• _EXERCISE INSTRUCTIONS_: Without the pictures, repeat the listing character for character.

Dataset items

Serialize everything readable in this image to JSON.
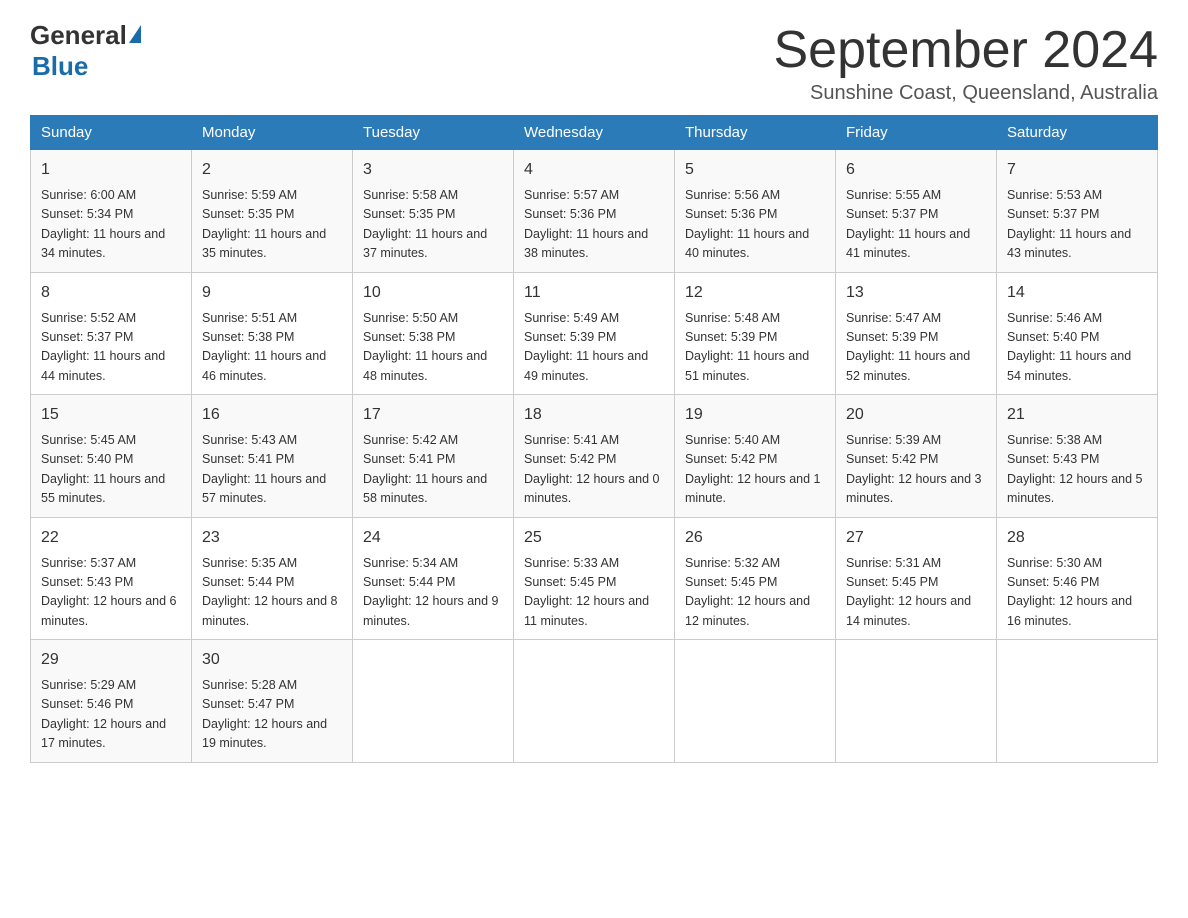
{
  "header": {
    "logo_general": "General",
    "logo_blue": "Blue",
    "month_title": "September 2024",
    "subtitle": "Sunshine Coast, Queensland, Australia"
  },
  "days_of_week": [
    "Sunday",
    "Monday",
    "Tuesday",
    "Wednesday",
    "Thursday",
    "Friday",
    "Saturday"
  ],
  "weeks": [
    [
      {
        "day": "1",
        "sunrise": "6:00 AM",
        "sunset": "5:34 PM",
        "daylight": "11 hours and 34 minutes."
      },
      {
        "day": "2",
        "sunrise": "5:59 AM",
        "sunset": "5:35 PM",
        "daylight": "11 hours and 35 minutes."
      },
      {
        "day": "3",
        "sunrise": "5:58 AM",
        "sunset": "5:35 PM",
        "daylight": "11 hours and 37 minutes."
      },
      {
        "day": "4",
        "sunrise": "5:57 AM",
        "sunset": "5:36 PM",
        "daylight": "11 hours and 38 minutes."
      },
      {
        "day": "5",
        "sunrise": "5:56 AM",
        "sunset": "5:36 PM",
        "daylight": "11 hours and 40 minutes."
      },
      {
        "day": "6",
        "sunrise": "5:55 AM",
        "sunset": "5:37 PM",
        "daylight": "11 hours and 41 minutes."
      },
      {
        "day": "7",
        "sunrise": "5:53 AM",
        "sunset": "5:37 PM",
        "daylight": "11 hours and 43 minutes."
      }
    ],
    [
      {
        "day": "8",
        "sunrise": "5:52 AM",
        "sunset": "5:37 PM",
        "daylight": "11 hours and 44 minutes."
      },
      {
        "day": "9",
        "sunrise": "5:51 AM",
        "sunset": "5:38 PM",
        "daylight": "11 hours and 46 minutes."
      },
      {
        "day": "10",
        "sunrise": "5:50 AM",
        "sunset": "5:38 PM",
        "daylight": "11 hours and 48 minutes."
      },
      {
        "day": "11",
        "sunrise": "5:49 AM",
        "sunset": "5:39 PM",
        "daylight": "11 hours and 49 minutes."
      },
      {
        "day": "12",
        "sunrise": "5:48 AM",
        "sunset": "5:39 PM",
        "daylight": "11 hours and 51 minutes."
      },
      {
        "day": "13",
        "sunrise": "5:47 AM",
        "sunset": "5:39 PM",
        "daylight": "11 hours and 52 minutes."
      },
      {
        "day": "14",
        "sunrise": "5:46 AM",
        "sunset": "5:40 PM",
        "daylight": "11 hours and 54 minutes."
      }
    ],
    [
      {
        "day": "15",
        "sunrise": "5:45 AM",
        "sunset": "5:40 PM",
        "daylight": "11 hours and 55 minutes."
      },
      {
        "day": "16",
        "sunrise": "5:43 AM",
        "sunset": "5:41 PM",
        "daylight": "11 hours and 57 minutes."
      },
      {
        "day": "17",
        "sunrise": "5:42 AM",
        "sunset": "5:41 PM",
        "daylight": "11 hours and 58 minutes."
      },
      {
        "day": "18",
        "sunrise": "5:41 AM",
        "sunset": "5:42 PM",
        "daylight": "12 hours and 0 minutes."
      },
      {
        "day": "19",
        "sunrise": "5:40 AM",
        "sunset": "5:42 PM",
        "daylight": "12 hours and 1 minute."
      },
      {
        "day": "20",
        "sunrise": "5:39 AM",
        "sunset": "5:42 PM",
        "daylight": "12 hours and 3 minutes."
      },
      {
        "day": "21",
        "sunrise": "5:38 AM",
        "sunset": "5:43 PM",
        "daylight": "12 hours and 5 minutes."
      }
    ],
    [
      {
        "day": "22",
        "sunrise": "5:37 AM",
        "sunset": "5:43 PM",
        "daylight": "12 hours and 6 minutes."
      },
      {
        "day": "23",
        "sunrise": "5:35 AM",
        "sunset": "5:44 PM",
        "daylight": "12 hours and 8 minutes."
      },
      {
        "day": "24",
        "sunrise": "5:34 AM",
        "sunset": "5:44 PM",
        "daylight": "12 hours and 9 minutes."
      },
      {
        "day": "25",
        "sunrise": "5:33 AM",
        "sunset": "5:45 PM",
        "daylight": "12 hours and 11 minutes."
      },
      {
        "day": "26",
        "sunrise": "5:32 AM",
        "sunset": "5:45 PM",
        "daylight": "12 hours and 12 minutes."
      },
      {
        "day": "27",
        "sunrise": "5:31 AM",
        "sunset": "5:45 PM",
        "daylight": "12 hours and 14 minutes."
      },
      {
        "day": "28",
        "sunrise": "5:30 AM",
        "sunset": "5:46 PM",
        "daylight": "12 hours and 16 minutes."
      }
    ],
    [
      {
        "day": "29",
        "sunrise": "5:29 AM",
        "sunset": "5:46 PM",
        "daylight": "12 hours and 17 minutes."
      },
      {
        "day": "30",
        "sunrise": "5:28 AM",
        "sunset": "5:47 PM",
        "daylight": "12 hours and 19 minutes."
      },
      null,
      null,
      null,
      null,
      null
    ]
  ]
}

• _TASK SOLUTION_:
Serialize everything readable in this image to JSON.
{
  "header": {
    "logo_general": "General",
    "logo_blue": "Blue",
    "month_title": "September 2024",
    "subtitle": "Sunshine Coast, Queensland, Australia"
  },
  "days_of_week": [
    "Sunday",
    "Monday",
    "Tuesday",
    "Wednesday",
    "Thursday",
    "Friday",
    "Saturday"
  ],
  "weeks": [
    [
      {
        "day": "1",
        "sunrise": "6:00 AM",
        "sunset": "5:34 PM",
        "daylight": "11 hours and 34 minutes."
      },
      {
        "day": "2",
        "sunrise": "5:59 AM",
        "sunset": "5:35 PM",
        "daylight": "11 hours and 35 minutes."
      },
      {
        "day": "3",
        "sunrise": "5:58 AM",
        "sunset": "5:35 PM",
        "daylight": "11 hours and 37 minutes."
      },
      {
        "day": "4",
        "sunrise": "5:57 AM",
        "sunset": "5:36 PM",
        "daylight": "11 hours and 38 minutes."
      },
      {
        "day": "5",
        "sunrise": "5:56 AM",
        "sunset": "5:36 PM",
        "daylight": "11 hours and 40 minutes."
      },
      {
        "day": "6",
        "sunrise": "5:55 AM",
        "sunset": "5:37 PM",
        "daylight": "11 hours and 41 minutes."
      },
      {
        "day": "7",
        "sunrise": "5:53 AM",
        "sunset": "5:37 PM",
        "daylight": "11 hours and 43 minutes."
      }
    ],
    [
      {
        "day": "8",
        "sunrise": "5:52 AM",
        "sunset": "5:37 PM",
        "daylight": "11 hours and 44 minutes."
      },
      {
        "day": "9",
        "sunrise": "5:51 AM",
        "sunset": "5:38 PM",
        "daylight": "11 hours and 46 minutes."
      },
      {
        "day": "10",
        "sunrise": "5:50 AM",
        "sunset": "5:38 PM",
        "daylight": "11 hours and 48 minutes."
      },
      {
        "day": "11",
        "sunrise": "5:49 AM",
        "sunset": "5:39 PM",
        "daylight": "11 hours and 49 minutes."
      },
      {
        "day": "12",
        "sunrise": "5:48 AM",
        "sunset": "5:39 PM",
        "daylight": "11 hours and 51 minutes."
      },
      {
        "day": "13",
        "sunrise": "5:47 AM",
        "sunset": "5:39 PM",
        "daylight": "11 hours and 52 minutes."
      },
      {
        "day": "14",
        "sunrise": "5:46 AM",
        "sunset": "5:40 PM",
        "daylight": "11 hours and 54 minutes."
      }
    ],
    [
      {
        "day": "15",
        "sunrise": "5:45 AM",
        "sunset": "5:40 PM",
        "daylight": "11 hours and 55 minutes."
      },
      {
        "day": "16",
        "sunrise": "5:43 AM",
        "sunset": "5:41 PM",
        "daylight": "11 hours and 57 minutes."
      },
      {
        "day": "17",
        "sunrise": "5:42 AM",
        "sunset": "5:41 PM",
        "daylight": "11 hours and 58 minutes."
      },
      {
        "day": "18",
        "sunrise": "5:41 AM",
        "sunset": "5:42 PM",
        "daylight": "12 hours and 0 minutes."
      },
      {
        "day": "19",
        "sunrise": "5:40 AM",
        "sunset": "5:42 PM",
        "daylight": "12 hours and 1 minute."
      },
      {
        "day": "20",
        "sunrise": "5:39 AM",
        "sunset": "5:42 PM",
        "daylight": "12 hours and 3 minutes."
      },
      {
        "day": "21",
        "sunrise": "5:38 AM",
        "sunset": "5:43 PM",
        "daylight": "12 hours and 5 minutes."
      }
    ],
    [
      {
        "day": "22",
        "sunrise": "5:37 AM",
        "sunset": "5:43 PM",
        "daylight": "12 hours and 6 minutes."
      },
      {
        "day": "23",
        "sunrise": "5:35 AM",
        "sunset": "5:44 PM",
        "daylight": "12 hours and 8 minutes."
      },
      {
        "day": "24",
        "sunrise": "5:34 AM",
        "sunset": "5:44 PM",
        "daylight": "12 hours and 9 minutes."
      },
      {
        "day": "25",
        "sunrise": "5:33 AM",
        "sunset": "5:45 PM",
        "daylight": "12 hours and 11 minutes."
      },
      {
        "day": "26",
        "sunrise": "5:32 AM",
        "sunset": "5:45 PM",
        "daylight": "12 hours and 12 minutes."
      },
      {
        "day": "27",
        "sunrise": "5:31 AM",
        "sunset": "5:45 PM",
        "daylight": "12 hours and 14 minutes."
      },
      {
        "day": "28",
        "sunrise": "5:30 AM",
        "sunset": "5:46 PM",
        "daylight": "12 hours and 16 minutes."
      }
    ],
    [
      {
        "day": "29",
        "sunrise": "5:29 AM",
        "sunset": "5:46 PM",
        "daylight": "12 hours and 17 minutes."
      },
      {
        "day": "30",
        "sunrise": "5:28 AM",
        "sunset": "5:47 PM",
        "daylight": "12 hours and 19 minutes."
      },
      null,
      null,
      null,
      null,
      null
    ]
  ]
}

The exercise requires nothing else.